> _Task description_
Collect the lines of the entries where "تاريخ" shows up.

> _Records for this task_
• • • • • • •

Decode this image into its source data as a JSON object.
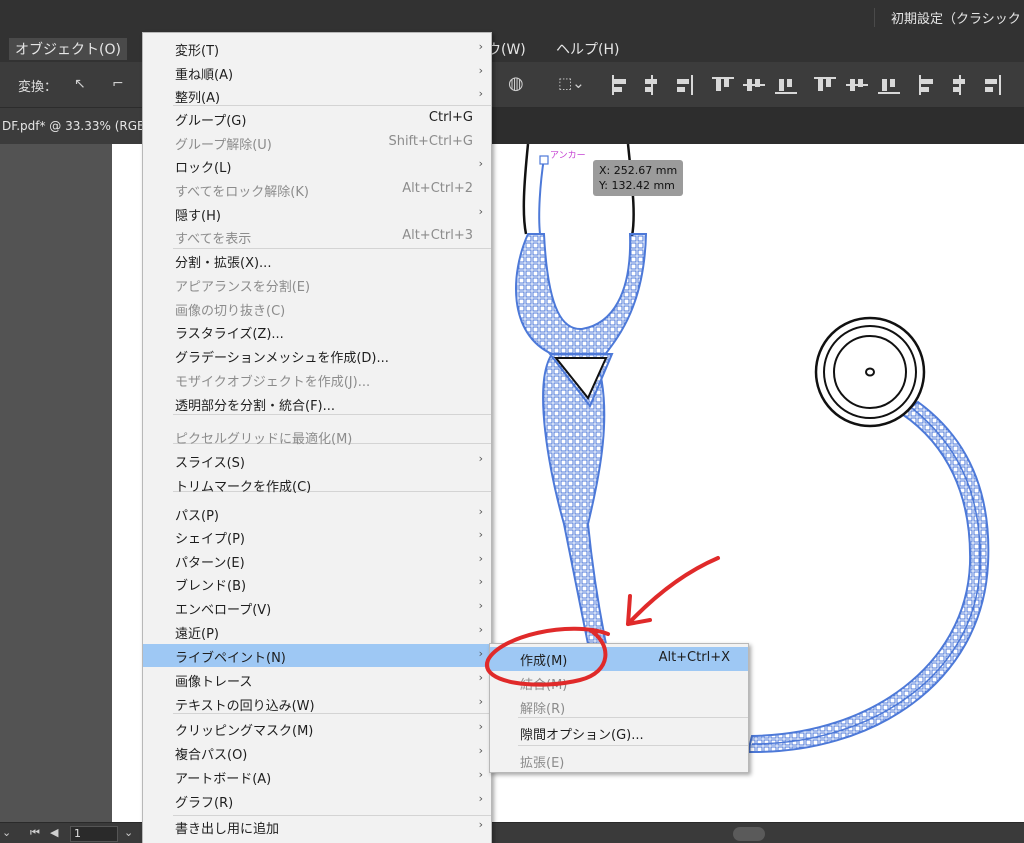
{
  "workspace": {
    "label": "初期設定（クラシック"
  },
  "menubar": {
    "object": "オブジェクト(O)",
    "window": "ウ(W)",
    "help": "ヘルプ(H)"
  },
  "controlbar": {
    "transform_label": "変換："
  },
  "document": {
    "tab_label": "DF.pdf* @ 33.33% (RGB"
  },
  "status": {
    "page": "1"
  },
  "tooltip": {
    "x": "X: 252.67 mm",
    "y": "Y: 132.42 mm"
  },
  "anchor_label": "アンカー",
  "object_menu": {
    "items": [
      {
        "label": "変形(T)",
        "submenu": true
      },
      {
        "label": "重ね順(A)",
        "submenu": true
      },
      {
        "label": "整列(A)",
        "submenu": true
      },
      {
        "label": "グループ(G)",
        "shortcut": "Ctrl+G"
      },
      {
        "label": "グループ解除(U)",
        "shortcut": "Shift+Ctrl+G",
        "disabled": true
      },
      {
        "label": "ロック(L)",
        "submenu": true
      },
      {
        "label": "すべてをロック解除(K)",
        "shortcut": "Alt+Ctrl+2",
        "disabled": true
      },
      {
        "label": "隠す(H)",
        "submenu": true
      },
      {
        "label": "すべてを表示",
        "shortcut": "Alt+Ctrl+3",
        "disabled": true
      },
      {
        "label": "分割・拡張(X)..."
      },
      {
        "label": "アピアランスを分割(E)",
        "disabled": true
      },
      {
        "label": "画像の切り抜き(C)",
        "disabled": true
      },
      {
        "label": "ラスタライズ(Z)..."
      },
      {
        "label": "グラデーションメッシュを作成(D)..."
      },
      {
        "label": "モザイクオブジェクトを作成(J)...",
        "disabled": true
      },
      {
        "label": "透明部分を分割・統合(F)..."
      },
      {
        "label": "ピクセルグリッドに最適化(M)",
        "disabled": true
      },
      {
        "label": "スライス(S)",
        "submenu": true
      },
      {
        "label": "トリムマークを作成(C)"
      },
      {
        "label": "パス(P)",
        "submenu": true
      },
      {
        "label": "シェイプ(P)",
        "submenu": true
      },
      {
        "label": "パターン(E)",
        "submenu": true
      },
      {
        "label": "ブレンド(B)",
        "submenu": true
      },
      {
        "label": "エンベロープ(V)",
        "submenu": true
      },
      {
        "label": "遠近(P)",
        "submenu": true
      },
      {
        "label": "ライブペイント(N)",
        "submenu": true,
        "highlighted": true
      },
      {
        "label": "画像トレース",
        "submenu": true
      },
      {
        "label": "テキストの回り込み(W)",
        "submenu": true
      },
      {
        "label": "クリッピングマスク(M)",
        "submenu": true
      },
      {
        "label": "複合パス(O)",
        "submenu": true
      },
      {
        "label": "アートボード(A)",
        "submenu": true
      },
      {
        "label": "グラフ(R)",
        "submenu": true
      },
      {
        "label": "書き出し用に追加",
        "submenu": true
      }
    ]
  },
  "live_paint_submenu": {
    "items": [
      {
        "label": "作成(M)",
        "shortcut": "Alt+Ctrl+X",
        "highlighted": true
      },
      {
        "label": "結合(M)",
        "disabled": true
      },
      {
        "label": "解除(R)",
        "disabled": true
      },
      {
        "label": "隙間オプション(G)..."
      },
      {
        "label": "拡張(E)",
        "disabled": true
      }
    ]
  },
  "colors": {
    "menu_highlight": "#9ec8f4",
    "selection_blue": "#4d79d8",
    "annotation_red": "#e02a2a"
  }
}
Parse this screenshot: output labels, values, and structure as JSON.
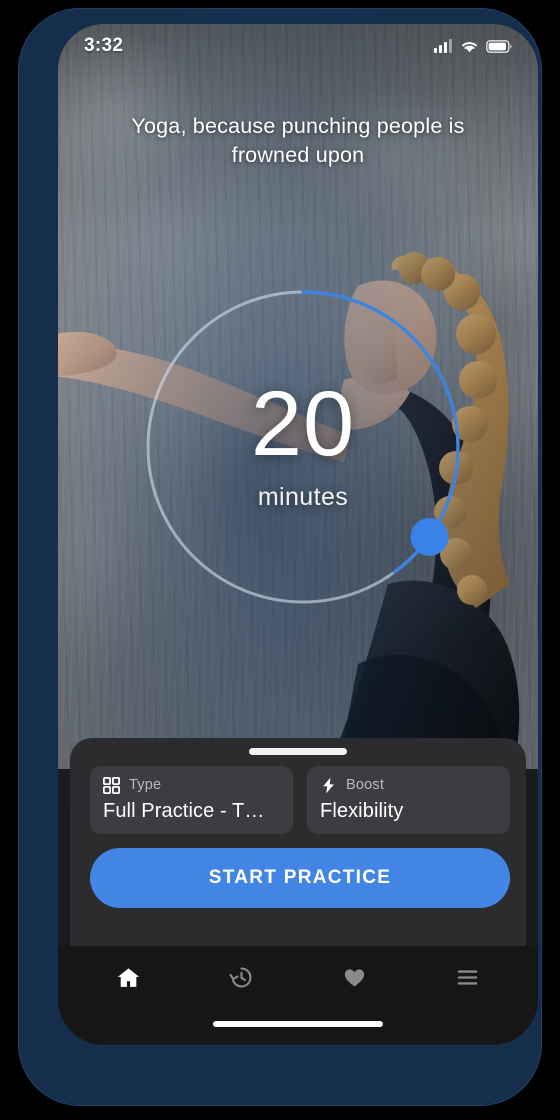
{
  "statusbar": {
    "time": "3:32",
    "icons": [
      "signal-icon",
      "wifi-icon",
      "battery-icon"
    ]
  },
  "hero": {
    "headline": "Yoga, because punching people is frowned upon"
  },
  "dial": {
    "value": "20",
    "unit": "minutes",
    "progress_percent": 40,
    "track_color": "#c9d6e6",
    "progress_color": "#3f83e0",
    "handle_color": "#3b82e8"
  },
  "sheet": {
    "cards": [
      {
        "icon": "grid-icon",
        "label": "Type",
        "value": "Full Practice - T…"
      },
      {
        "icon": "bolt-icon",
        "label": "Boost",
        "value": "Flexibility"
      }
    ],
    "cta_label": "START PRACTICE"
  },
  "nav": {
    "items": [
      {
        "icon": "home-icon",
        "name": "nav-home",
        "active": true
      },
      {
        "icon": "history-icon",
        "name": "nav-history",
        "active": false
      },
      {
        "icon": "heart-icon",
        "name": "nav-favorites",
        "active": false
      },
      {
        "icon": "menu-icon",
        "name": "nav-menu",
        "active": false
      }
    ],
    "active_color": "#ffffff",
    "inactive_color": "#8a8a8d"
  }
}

• • • • • • •

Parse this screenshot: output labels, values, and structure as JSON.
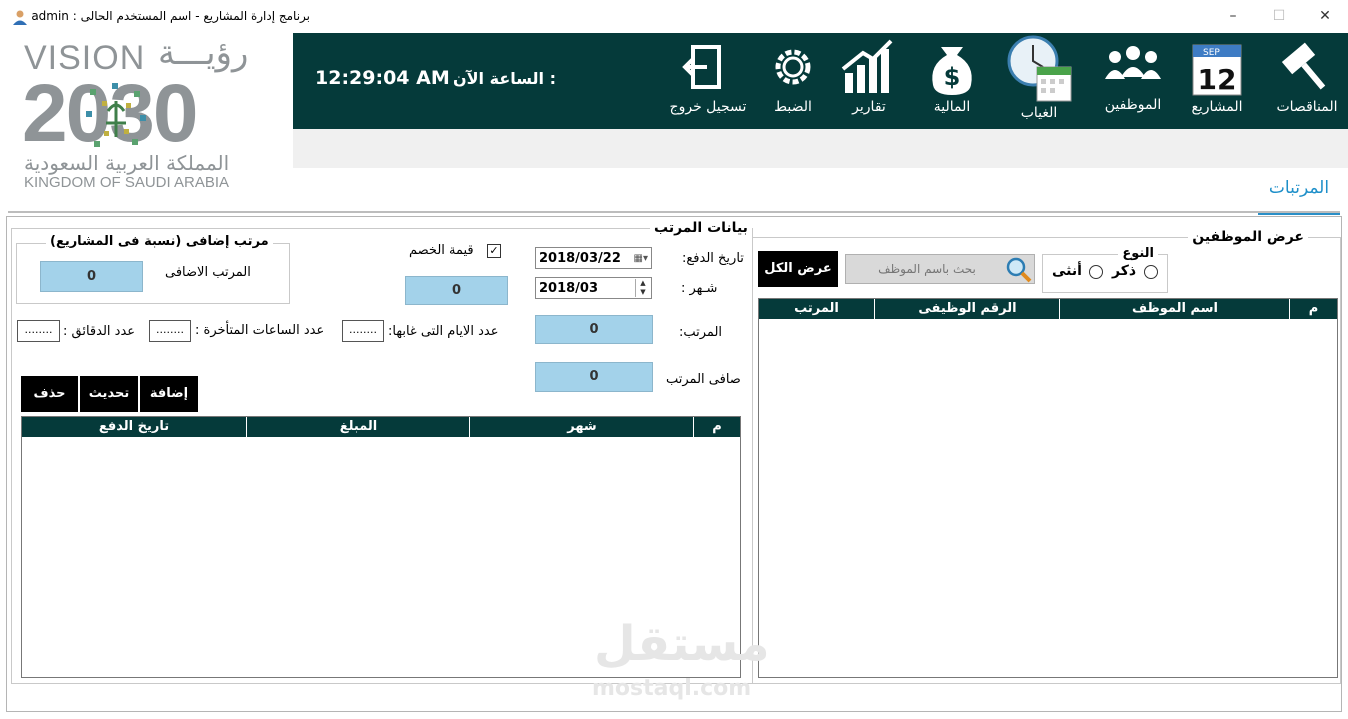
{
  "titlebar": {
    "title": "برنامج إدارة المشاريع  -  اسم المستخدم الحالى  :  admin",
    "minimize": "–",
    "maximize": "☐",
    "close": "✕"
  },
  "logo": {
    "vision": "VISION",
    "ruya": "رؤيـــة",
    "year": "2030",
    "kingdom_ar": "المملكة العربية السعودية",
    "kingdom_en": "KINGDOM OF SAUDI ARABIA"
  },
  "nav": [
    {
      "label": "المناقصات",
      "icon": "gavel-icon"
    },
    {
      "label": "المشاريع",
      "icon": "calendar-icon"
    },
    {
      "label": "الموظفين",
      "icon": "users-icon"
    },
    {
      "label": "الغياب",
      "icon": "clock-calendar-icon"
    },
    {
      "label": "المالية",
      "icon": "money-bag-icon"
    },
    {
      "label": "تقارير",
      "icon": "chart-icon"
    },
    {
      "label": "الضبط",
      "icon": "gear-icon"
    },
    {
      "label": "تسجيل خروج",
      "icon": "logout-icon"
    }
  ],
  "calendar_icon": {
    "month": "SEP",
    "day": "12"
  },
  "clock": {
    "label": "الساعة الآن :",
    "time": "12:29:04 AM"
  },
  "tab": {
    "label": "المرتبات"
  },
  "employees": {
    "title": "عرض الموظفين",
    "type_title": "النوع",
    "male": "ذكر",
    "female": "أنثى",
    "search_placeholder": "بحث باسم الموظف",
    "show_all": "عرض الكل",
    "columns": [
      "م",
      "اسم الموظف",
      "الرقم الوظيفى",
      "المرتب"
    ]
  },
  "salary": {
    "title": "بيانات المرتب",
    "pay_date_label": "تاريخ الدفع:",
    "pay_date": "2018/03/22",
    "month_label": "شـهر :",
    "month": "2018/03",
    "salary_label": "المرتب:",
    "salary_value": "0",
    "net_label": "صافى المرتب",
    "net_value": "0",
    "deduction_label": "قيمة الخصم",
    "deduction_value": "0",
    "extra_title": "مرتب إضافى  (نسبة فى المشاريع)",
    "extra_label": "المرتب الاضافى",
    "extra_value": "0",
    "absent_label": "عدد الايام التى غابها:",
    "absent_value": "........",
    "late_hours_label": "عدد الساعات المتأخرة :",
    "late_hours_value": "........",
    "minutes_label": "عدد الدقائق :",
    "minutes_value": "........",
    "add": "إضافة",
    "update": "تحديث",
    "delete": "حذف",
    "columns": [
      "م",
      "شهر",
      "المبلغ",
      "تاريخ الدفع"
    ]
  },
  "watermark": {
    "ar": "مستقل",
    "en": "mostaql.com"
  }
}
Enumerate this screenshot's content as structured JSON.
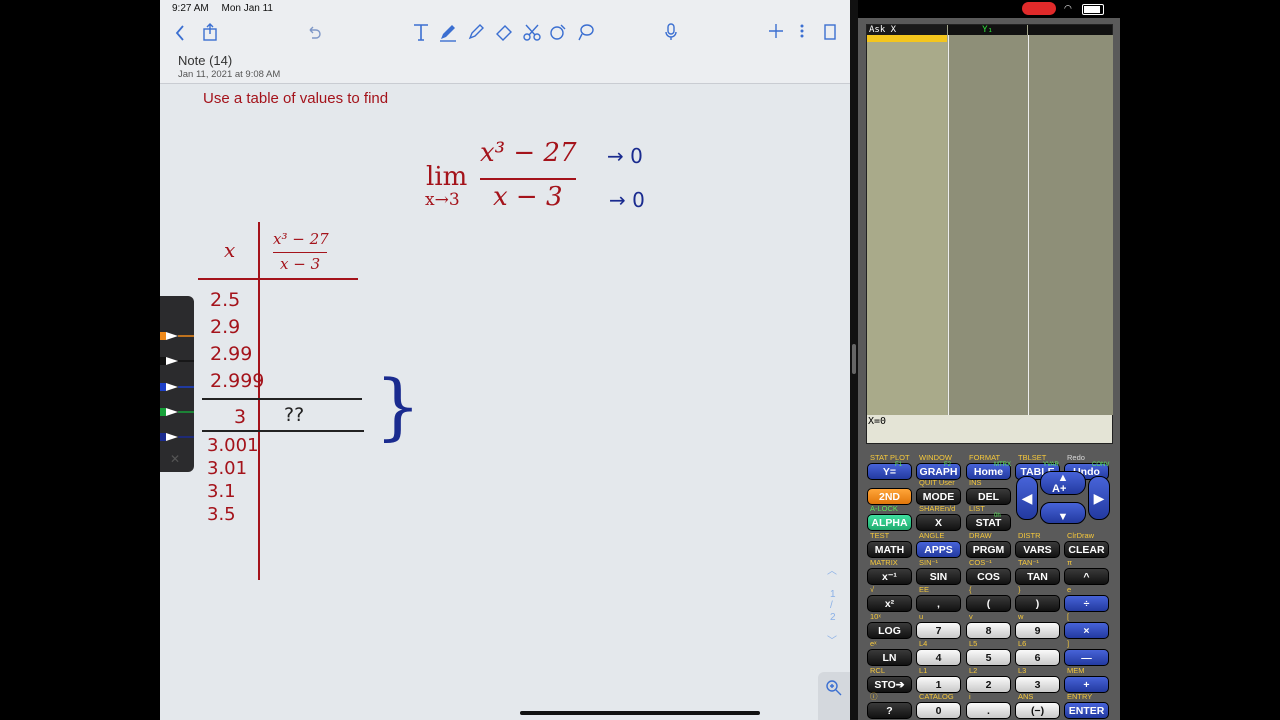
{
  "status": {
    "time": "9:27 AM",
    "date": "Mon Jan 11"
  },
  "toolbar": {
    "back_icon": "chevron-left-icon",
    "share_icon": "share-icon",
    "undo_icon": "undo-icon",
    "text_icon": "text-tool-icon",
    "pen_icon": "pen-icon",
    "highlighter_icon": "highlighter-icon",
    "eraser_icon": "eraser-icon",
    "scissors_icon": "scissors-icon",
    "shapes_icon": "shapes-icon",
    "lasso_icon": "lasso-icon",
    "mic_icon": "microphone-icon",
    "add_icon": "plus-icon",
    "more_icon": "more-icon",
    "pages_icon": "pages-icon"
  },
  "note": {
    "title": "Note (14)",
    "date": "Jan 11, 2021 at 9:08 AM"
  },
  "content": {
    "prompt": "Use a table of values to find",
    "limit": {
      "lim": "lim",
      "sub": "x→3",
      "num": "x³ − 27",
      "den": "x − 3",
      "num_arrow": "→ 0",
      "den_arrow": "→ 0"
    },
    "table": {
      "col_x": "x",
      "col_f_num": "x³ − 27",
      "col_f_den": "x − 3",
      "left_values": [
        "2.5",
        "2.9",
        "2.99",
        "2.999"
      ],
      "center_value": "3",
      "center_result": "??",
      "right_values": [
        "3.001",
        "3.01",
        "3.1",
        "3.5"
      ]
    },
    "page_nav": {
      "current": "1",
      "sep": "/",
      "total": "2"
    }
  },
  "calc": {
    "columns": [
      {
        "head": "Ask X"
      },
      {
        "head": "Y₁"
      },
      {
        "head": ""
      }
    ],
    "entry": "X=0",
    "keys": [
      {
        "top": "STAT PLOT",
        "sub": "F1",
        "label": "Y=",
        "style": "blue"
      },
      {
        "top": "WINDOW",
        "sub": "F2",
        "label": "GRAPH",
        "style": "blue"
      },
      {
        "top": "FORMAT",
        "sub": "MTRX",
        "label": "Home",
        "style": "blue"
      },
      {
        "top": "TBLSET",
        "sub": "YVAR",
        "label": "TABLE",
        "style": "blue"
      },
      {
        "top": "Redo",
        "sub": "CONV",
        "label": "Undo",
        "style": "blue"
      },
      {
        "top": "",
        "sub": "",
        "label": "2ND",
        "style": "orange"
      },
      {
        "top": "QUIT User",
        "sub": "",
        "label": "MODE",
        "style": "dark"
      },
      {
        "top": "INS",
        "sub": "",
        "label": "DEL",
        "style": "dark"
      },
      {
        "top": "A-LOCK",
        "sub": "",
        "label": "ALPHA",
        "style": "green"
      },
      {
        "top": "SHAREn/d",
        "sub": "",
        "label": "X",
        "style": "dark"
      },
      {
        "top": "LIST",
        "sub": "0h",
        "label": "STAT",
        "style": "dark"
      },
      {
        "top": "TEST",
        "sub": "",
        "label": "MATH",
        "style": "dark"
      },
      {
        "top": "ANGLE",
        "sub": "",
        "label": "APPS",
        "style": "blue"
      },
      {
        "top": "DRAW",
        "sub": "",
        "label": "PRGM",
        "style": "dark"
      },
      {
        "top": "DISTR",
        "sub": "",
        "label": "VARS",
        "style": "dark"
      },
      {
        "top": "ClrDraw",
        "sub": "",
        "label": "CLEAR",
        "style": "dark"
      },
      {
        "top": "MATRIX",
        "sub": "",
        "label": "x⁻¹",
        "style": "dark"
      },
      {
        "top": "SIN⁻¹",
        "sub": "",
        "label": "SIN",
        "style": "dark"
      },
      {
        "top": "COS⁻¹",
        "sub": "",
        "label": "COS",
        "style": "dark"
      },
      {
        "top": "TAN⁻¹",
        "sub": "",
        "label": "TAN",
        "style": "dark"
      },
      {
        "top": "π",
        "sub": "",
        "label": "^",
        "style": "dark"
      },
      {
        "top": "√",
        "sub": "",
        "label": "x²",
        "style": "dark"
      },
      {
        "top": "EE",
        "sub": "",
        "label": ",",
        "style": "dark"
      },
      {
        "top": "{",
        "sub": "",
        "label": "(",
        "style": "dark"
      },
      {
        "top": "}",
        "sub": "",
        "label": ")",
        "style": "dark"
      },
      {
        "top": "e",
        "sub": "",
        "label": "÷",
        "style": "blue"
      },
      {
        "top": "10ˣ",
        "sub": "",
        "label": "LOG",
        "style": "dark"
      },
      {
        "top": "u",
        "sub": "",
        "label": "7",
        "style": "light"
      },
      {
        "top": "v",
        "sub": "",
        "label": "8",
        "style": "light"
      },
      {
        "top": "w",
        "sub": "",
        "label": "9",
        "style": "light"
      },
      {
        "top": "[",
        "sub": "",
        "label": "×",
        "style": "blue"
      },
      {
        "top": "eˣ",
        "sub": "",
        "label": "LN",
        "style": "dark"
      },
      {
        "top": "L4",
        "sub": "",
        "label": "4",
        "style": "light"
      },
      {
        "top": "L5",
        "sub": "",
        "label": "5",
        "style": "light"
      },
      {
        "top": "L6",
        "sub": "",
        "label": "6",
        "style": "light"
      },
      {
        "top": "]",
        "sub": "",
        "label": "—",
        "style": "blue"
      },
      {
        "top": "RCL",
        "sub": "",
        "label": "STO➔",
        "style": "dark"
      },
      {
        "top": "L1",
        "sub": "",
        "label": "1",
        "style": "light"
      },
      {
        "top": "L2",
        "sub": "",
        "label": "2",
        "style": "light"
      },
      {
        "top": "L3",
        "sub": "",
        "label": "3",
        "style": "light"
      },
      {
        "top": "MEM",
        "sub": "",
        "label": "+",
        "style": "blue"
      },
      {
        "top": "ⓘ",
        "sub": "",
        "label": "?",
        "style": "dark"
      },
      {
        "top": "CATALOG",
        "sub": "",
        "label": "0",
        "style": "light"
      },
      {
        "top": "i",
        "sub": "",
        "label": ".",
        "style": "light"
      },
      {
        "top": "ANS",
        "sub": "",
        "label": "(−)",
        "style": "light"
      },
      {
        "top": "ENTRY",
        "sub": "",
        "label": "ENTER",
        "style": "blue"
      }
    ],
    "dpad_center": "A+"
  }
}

• • • • • • •

> _Answer in full_
    "pay_date_label": "تاريخ الدفع:",
      "تاريخ الدفع"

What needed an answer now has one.